Job:
Copy each line in which the string "this" occurs.

● ● ● ● ●

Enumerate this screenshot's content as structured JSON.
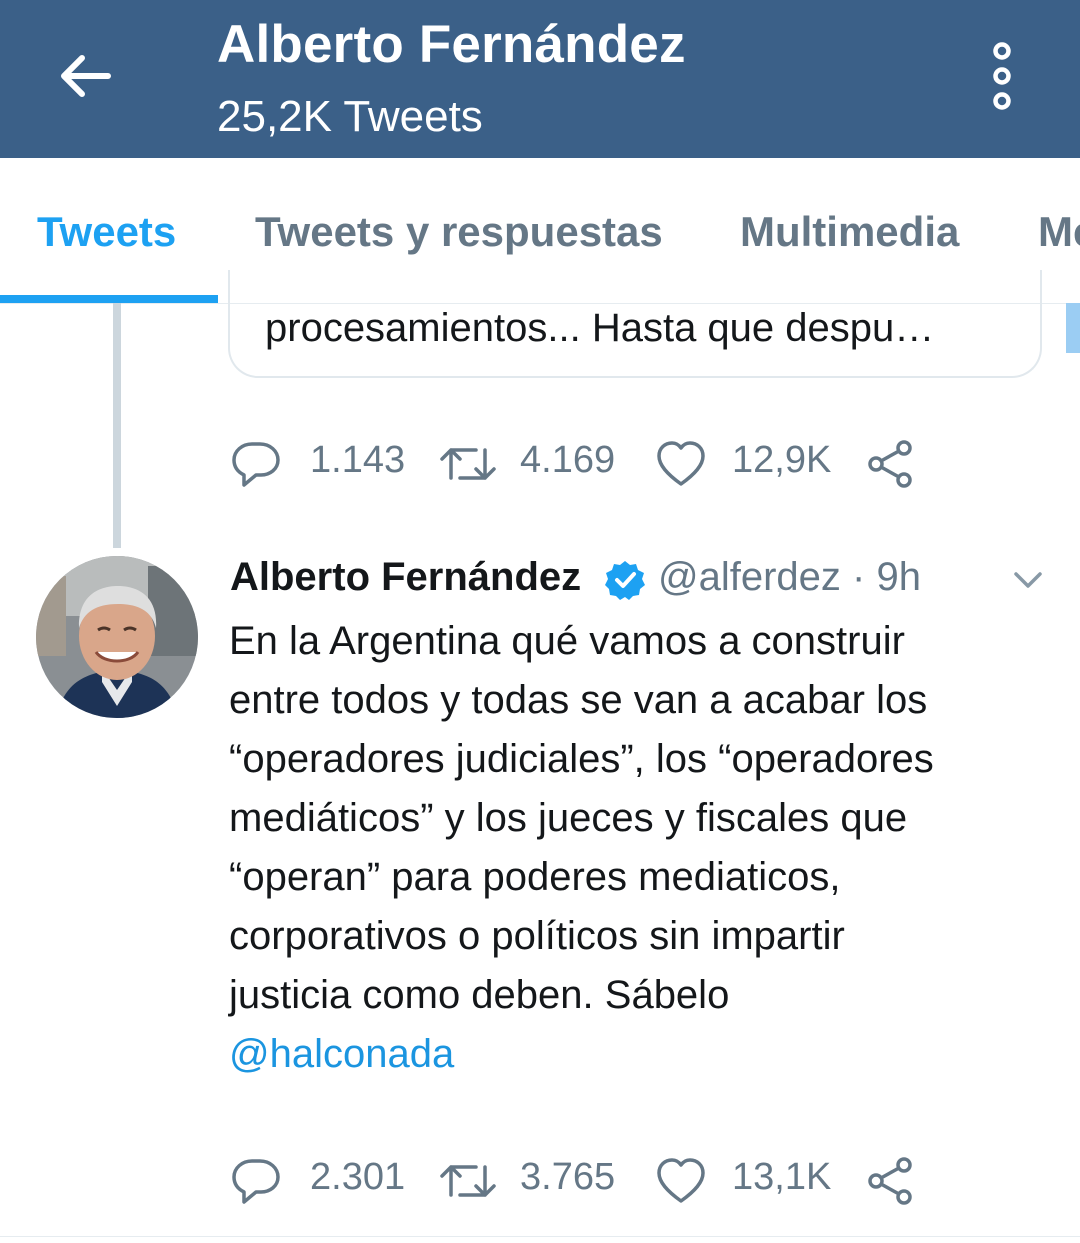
{
  "header": {
    "title": "Alberto Fernández",
    "subtitle": "25,2K Tweets",
    "back_icon": "arrow-left-icon",
    "more_icon": "more-vertical-icon",
    "background": "#3b6088"
  },
  "tabs": [
    {
      "label": "Tweets",
      "active": true
    },
    {
      "label": "Tweets y respuestas",
      "active": false
    },
    {
      "label": "Multimedia",
      "active": false
    },
    {
      "label": "Me",
      "active": false
    }
  ],
  "previous_tweet": {
    "quote_text": "procesamientos... Hasta que despu…",
    "replies": "1.143",
    "retweets": "4.169",
    "likes": "12,9K"
  },
  "tweet": {
    "author_name": "Alberto Fernández",
    "verified": true,
    "handle_time": "@alferdez · 9h",
    "lines": [
      "En la Argentina qué vamos a construir",
      "entre todos y todas se van a acabar los",
      "“operadores judiciales”, los “operadores",
      "mediáticos” y los jueces y fiscales que",
      "“operan” para poderes mediaticos,",
      "corporativos o políticos sin impartir",
      "justicia como deben. Sábelo"
    ],
    "mention": "@halconada",
    "replies": "2.301",
    "retweets": "3.765",
    "likes": "13,1K"
  },
  "colors": {
    "accent": "#1da1f2",
    "muted": "#657786",
    "verified": "#1da1f2"
  }
}
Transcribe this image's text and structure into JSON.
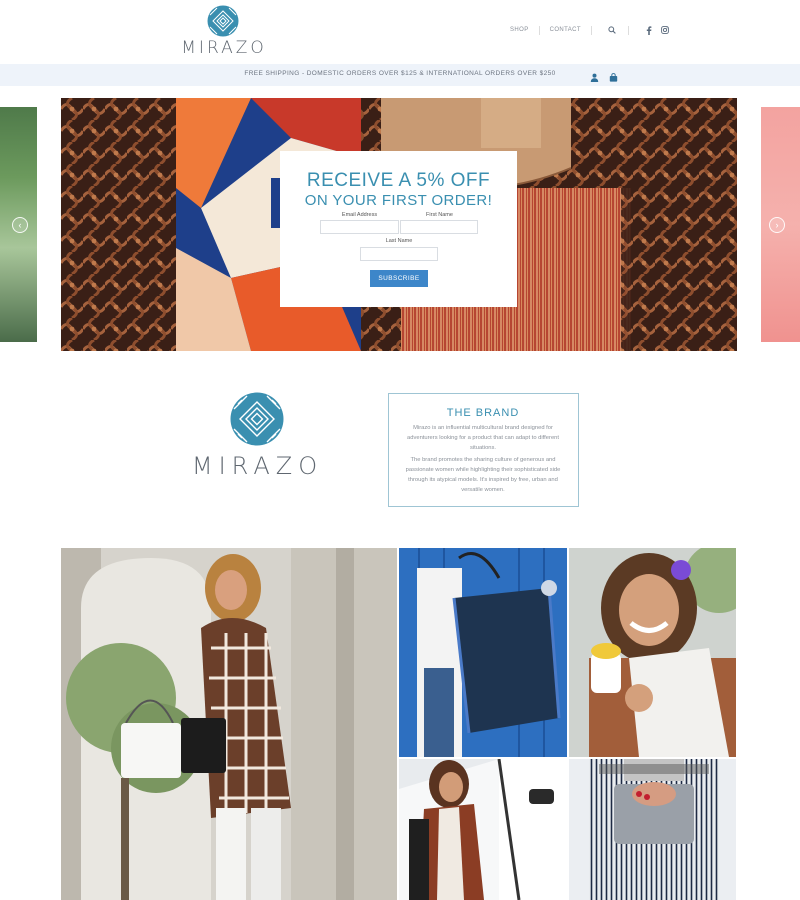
{
  "header": {
    "logo_text": "MIRAZO",
    "nav": [
      "SHOP",
      "CONTACT"
    ],
    "icons": [
      "search-icon",
      "facebook-icon",
      "instagram-icon"
    ]
  },
  "shipping_bar": {
    "text": "FREE SHIPPING - DOMESTIC ORDERS OVER $125 & INTERNATIONAL ORDERS OVER $250",
    "icons": [
      "user-icon",
      "cart-icon"
    ]
  },
  "popup": {
    "title_line1": "RECEIVE A 5% OFF",
    "title_line2": "ON YOUR FIRST ORDER!",
    "email_label": "Email Address",
    "first_name_label": "First Name",
    "last_name_label": "Last Name",
    "email_value": "",
    "first_name_value": "",
    "last_name_value": "",
    "subscribe_label": "SUBSCRIBE"
  },
  "brand": {
    "logo_text": "MIRAZO",
    "title": "THE BRAND",
    "paragraph1": "Mirazo is an influential multicultural brand designed for adventurers looking for a product that can adapt to different situations.",
    "paragraph2": "The brand promotes the sharing culture of generous and passionate women while highlighting their sophisticated side through its atypical models. It's inspired by free, urban and versatile women."
  },
  "colors": {
    "accent": "#3a8fb0",
    "button": "#3d86c9",
    "shipbar_bg": "#eef3fa"
  }
}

● ● ● ● ●

Written response:
Enumerate this screenshot's content as structured JSON.
Transcribe this image's text and structure into JSON.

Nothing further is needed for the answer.